# PROVIDED MATERIAL start
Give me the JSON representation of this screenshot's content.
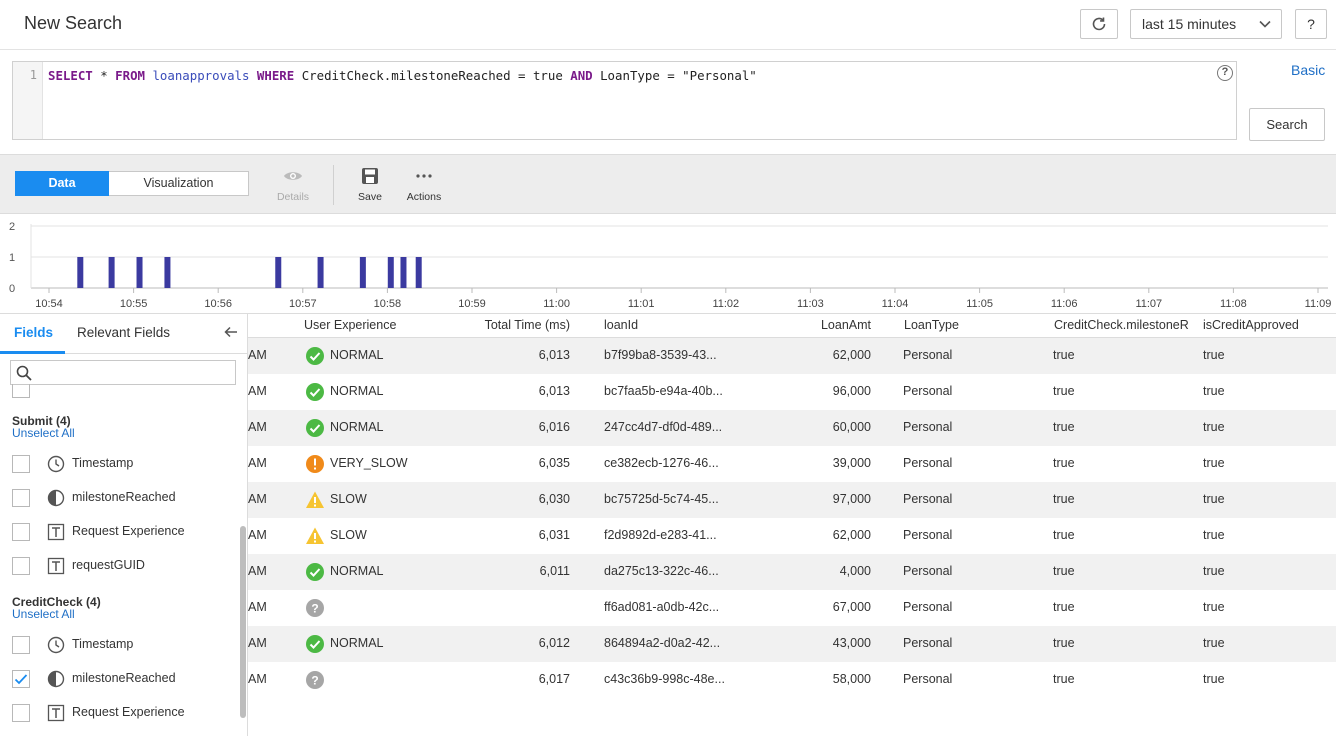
{
  "header": {
    "title": "New Search",
    "time_range": "last 15 minutes",
    "help_label": "?"
  },
  "query": {
    "line_number": "1",
    "tokens": [
      {
        "t": "SELECT",
        "c": "kw"
      },
      {
        "t": " * ",
        "c": ""
      },
      {
        "t": "FROM",
        "c": "kw"
      },
      {
        "t": " ",
        "c": ""
      },
      {
        "t": "loanapprovals",
        "c": "ident"
      },
      {
        "t": " ",
        "c": ""
      },
      {
        "t": "WHERE",
        "c": "kw"
      },
      {
        "t": " CreditCheck.milestoneReached = true ",
        "c": ""
      },
      {
        "t": "AND",
        "c": "kw"
      },
      {
        "t": " LoanType = \"Personal\"",
        "c": ""
      }
    ],
    "basic_link": "Basic",
    "search_button": "Search"
  },
  "toolbar": {
    "tab_data": "Data",
    "tab_visualization": "Visualization",
    "details_label": "Details",
    "save_label": "Save",
    "actions_label": "Actions"
  },
  "chart_data": {
    "type": "bar",
    "y_ticks": [
      "2",
      "1",
      "0"
    ],
    "ylim": [
      0,
      2
    ],
    "x_ticks": [
      "10:54",
      "10:55",
      "10:56",
      "10:57",
      "10:58",
      "10:59",
      "11:00",
      "11:01",
      "11:02",
      "11:03",
      "11:04",
      "11:05",
      "11:06",
      "11:07",
      "11:08",
      "11:09"
    ],
    "bars": [
      {
        "t": 10.37,
        "v": 1
      },
      {
        "t": 10.74,
        "v": 1
      },
      {
        "t": 11.07,
        "v": 1
      },
      {
        "t": 11.4,
        "v": 1
      },
      {
        "t": 12.71,
        "v": 1
      },
      {
        "t": 13.21,
        "v": 1
      },
      {
        "t": 13.71,
        "v": 1
      },
      {
        "t": 14.04,
        "v": 1
      },
      {
        "t": 14.19,
        "v": 1
      },
      {
        "t": 14.37,
        "v": 1
      }
    ],
    "color": "#3b3aa0"
  },
  "sidebar": {
    "tab_fields": "Fields",
    "tab_relevant": "Relevant Fields",
    "search_placeholder": "",
    "groups": [
      {
        "title": "Submit (4)",
        "unselect": "Unselect All",
        "fields": [
          {
            "label": "Timestamp",
            "icon": "clock",
            "checked": false
          },
          {
            "label": "milestoneReached",
            "icon": "boolean",
            "checked": false
          },
          {
            "label": "Request Experience",
            "icon": "text",
            "checked": false
          },
          {
            "label": "requestGUID",
            "icon": "text",
            "checked": false
          }
        ]
      },
      {
        "title": "CreditCheck (4)",
        "unselect": "Unselect All",
        "fields": [
          {
            "label": "Timestamp",
            "icon": "clock",
            "checked": false
          },
          {
            "label": "milestoneReached",
            "icon": "boolean",
            "checked": true
          },
          {
            "label": "Request Experience",
            "icon": "text",
            "checked": false
          }
        ]
      }
    ]
  },
  "table": {
    "columns": [
      "User Experience",
      "Total Time (ms)",
      "loanId",
      "LoanAmt",
      "LoanType",
      "CreditCheck.milestoneR",
      "isCreditApproved"
    ],
    "rows": [
      {
        "time": "AM",
        "ue": "NORMAL",
        "status": "ok",
        "total": "6,013",
        "loanId": "b7f99ba8-3539-43...",
        "amt": "62,000",
        "type": "Personal",
        "milestone": "true",
        "approved": "true"
      },
      {
        "time": "AM",
        "ue": "NORMAL",
        "status": "ok",
        "total": "6,013",
        "loanId": "bc7faa5b-e94a-40b...",
        "amt": "96,000",
        "type": "Personal",
        "milestone": "true",
        "approved": "true"
      },
      {
        "time": "AM",
        "ue": "NORMAL",
        "status": "ok",
        "total": "6,016",
        "loanId": "247cc4d7-df0d-489...",
        "amt": "60,000",
        "type": "Personal",
        "milestone": "true",
        "approved": "true"
      },
      {
        "time": "AM",
        "ue": "VERY_SLOW",
        "status": "veryslow",
        "total": "6,035",
        "loanId": "ce382ecb-1276-46...",
        "amt": "39,000",
        "type": "Personal",
        "milestone": "true",
        "approved": "true"
      },
      {
        "time": "AM",
        "ue": "SLOW",
        "status": "slow",
        "total": "6,030",
        "loanId": "bc75725d-5c74-45...",
        "amt": "97,000",
        "type": "Personal",
        "milestone": "true",
        "approved": "true"
      },
      {
        "time": "AM",
        "ue": "SLOW",
        "status": "slow",
        "total": "6,031",
        "loanId": "f2d9892d-e283-41...",
        "amt": "62,000",
        "type": "Personal",
        "milestone": "true",
        "approved": "true"
      },
      {
        "time": "AM",
        "ue": "NORMAL",
        "status": "ok",
        "total": "6,011",
        "loanId": "da275c13-322c-46...",
        "amt": "4,000",
        "type": "Personal",
        "milestone": "true",
        "approved": "true"
      },
      {
        "time": "AM",
        "ue": "",
        "status": "unknown",
        "total": "",
        "loanId": "ff6ad081-a0db-42c...",
        "amt": "67,000",
        "type": "Personal",
        "milestone": "true",
        "approved": "true"
      },
      {
        "time": "AM",
        "ue": "NORMAL",
        "status": "ok",
        "total": "6,012",
        "loanId": "864894a2-d0a2-42...",
        "amt": "43,000",
        "type": "Personal",
        "milestone": "true",
        "approved": "true"
      },
      {
        "time": "AM",
        "ue": "",
        "status": "unknown",
        "total": "6,017",
        "loanId": "c43c36b9-998c-48e...",
        "amt": "58,000",
        "type": "Personal",
        "milestone": "true",
        "approved": "true"
      }
    ]
  }
}
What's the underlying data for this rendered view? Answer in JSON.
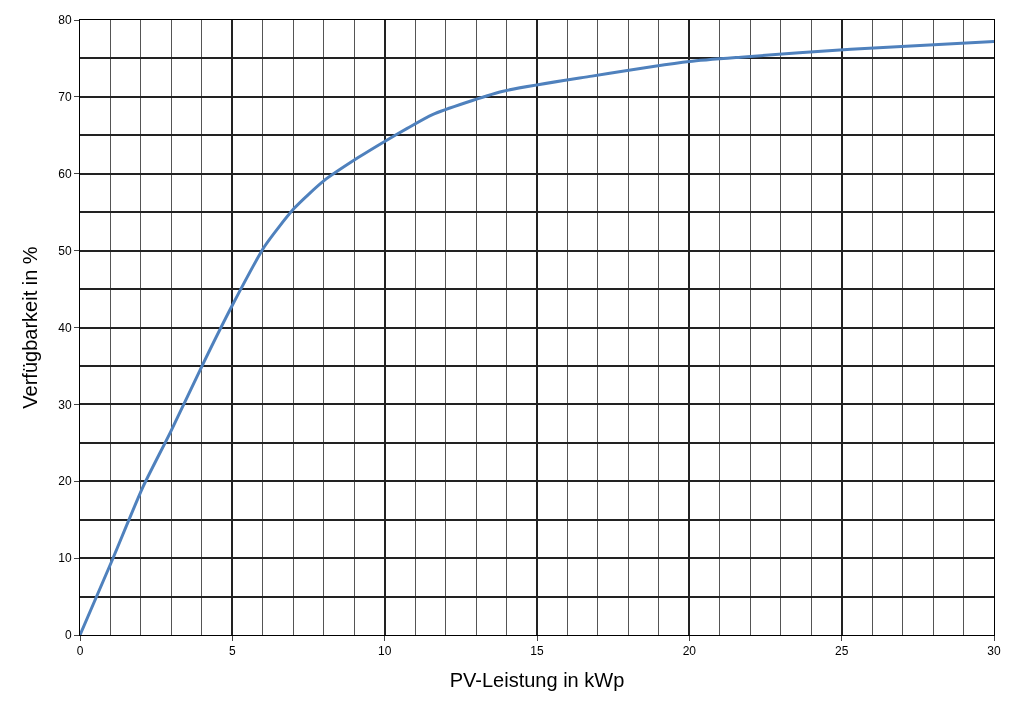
{
  "chart_data": {
    "type": "line",
    "xlabel": "PV-Leistung in kWp",
    "ylabel": "Verfügbarkeit in %",
    "x": [
      0,
      1.01,
      2.06,
      2.97,
      4.09,
      5.0,
      6.05,
      7.03,
      8.01,
      9.13,
      10.04,
      10.74,
      11.57,
      13.85,
      16.8,
      20,
      21.8,
      25.3,
      30
    ],
    "series": [
      {
        "color": "#4f81bd",
        "values": [
          0,
          9.3,
          19.2,
          26.4,
          35.7,
          42.9,
          50.5,
          55.5,
          59.1,
          62.1,
          64.3,
          65.9,
          67.7,
          70.7,
          72.7,
          74.6,
          75.2,
          76.2,
          77.2
        ]
      }
    ],
    "xlim": [
      0,
      30
    ],
    "ylim": [
      0,
      80
    ],
    "xticks": [
      0,
      5,
      10,
      15,
      20,
      25,
      30
    ],
    "yticks": [
      0,
      10,
      20,
      30,
      40,
      50,
      60,
      70,
      80
    ],
    "grid": true,
    "marker": "none",
    "line_style": "solid"
  }
}
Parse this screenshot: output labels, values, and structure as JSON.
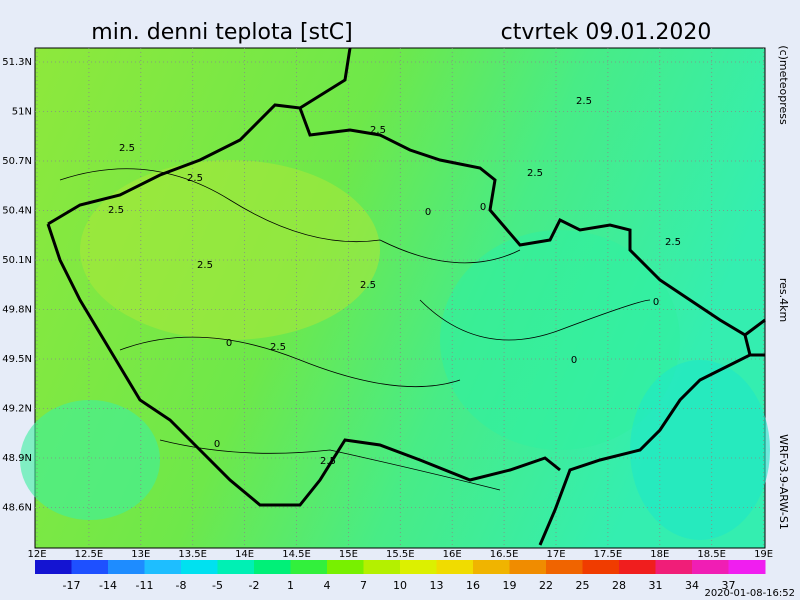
{
  "header": {
    "title": "min. denni teplota [stC]",
    "date": "ctvrtek 09.01.2020"
  },
  "side": {
    "copyright": "(c)meteopress",
    "resolution": "res.4km",
    "model": "WRFv3.9-ARW-S1"
  },
  "footer": {
    "timestamp": "2020-01-08-16:52"
  },
  "map": {
    "lat_labels": [
      "51.3N",
      "51N",
      "50.7N",
      "50.4N",
      "50.1N",
      "49.8N",
      "49.5N",
      "49.2N",
      "48.9N",
      "48.6N"
    ],
    "lon_labels": [
      "12E",
      "12.5E",
      "13E",
      "13.5E",
      "14E",
      "14.5E",
      "15E",
      "15.5E",
      "16E",
      "16.5E",
      "17E",
      "17.5E",
      "18E",
      "18.5E",
      "19E"
    ],
    "contour_labels": [
      "2.5",
      "2.5",
      "2.5",
      "2.5",
      "2.5",
      "2.5",
      "2.5",
      "2.5",
      "2.5",
      "2.5",
      "0",
      "0",
      "0",
      "0",
      "0",
      "0",
      "2.5"
    ]
  },
  "legend": {
    "labels": [
      "-17",
      "-14",
      "-11",
      "-8",
      "-5",
      "-2",
      "1",
      "4",
      "7",
      "10",
      "13",
      "16",
      "19",
      "22",
      "25",
      "28",
      "31",
      "34",
      "37"
    ],
    "colors": [
      "#1414d2",
      "#1e50ff",
      "#1e8cff",
      "#1ebeff",
      "#00e1f0",
      "#00f0b4",
      "#00f078",
      "#32f03c",
      "#78f000",
      "#b4f000",
      "#dcf000",
      "#f0dc00",
      "#f0b400",
      "#f08c00",
      "#f06400",
      "#f03c00",
      "#f01e1e",
      "#f01e78",
      "#f01eb4",
      "#f01ef0"
    ]
  }
}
# PROVIDED MATERIAL end
> SHORT TASK
Work out the number of lines above that include the string "JSON" and write only that number.

> EXPECTED ANSWER
3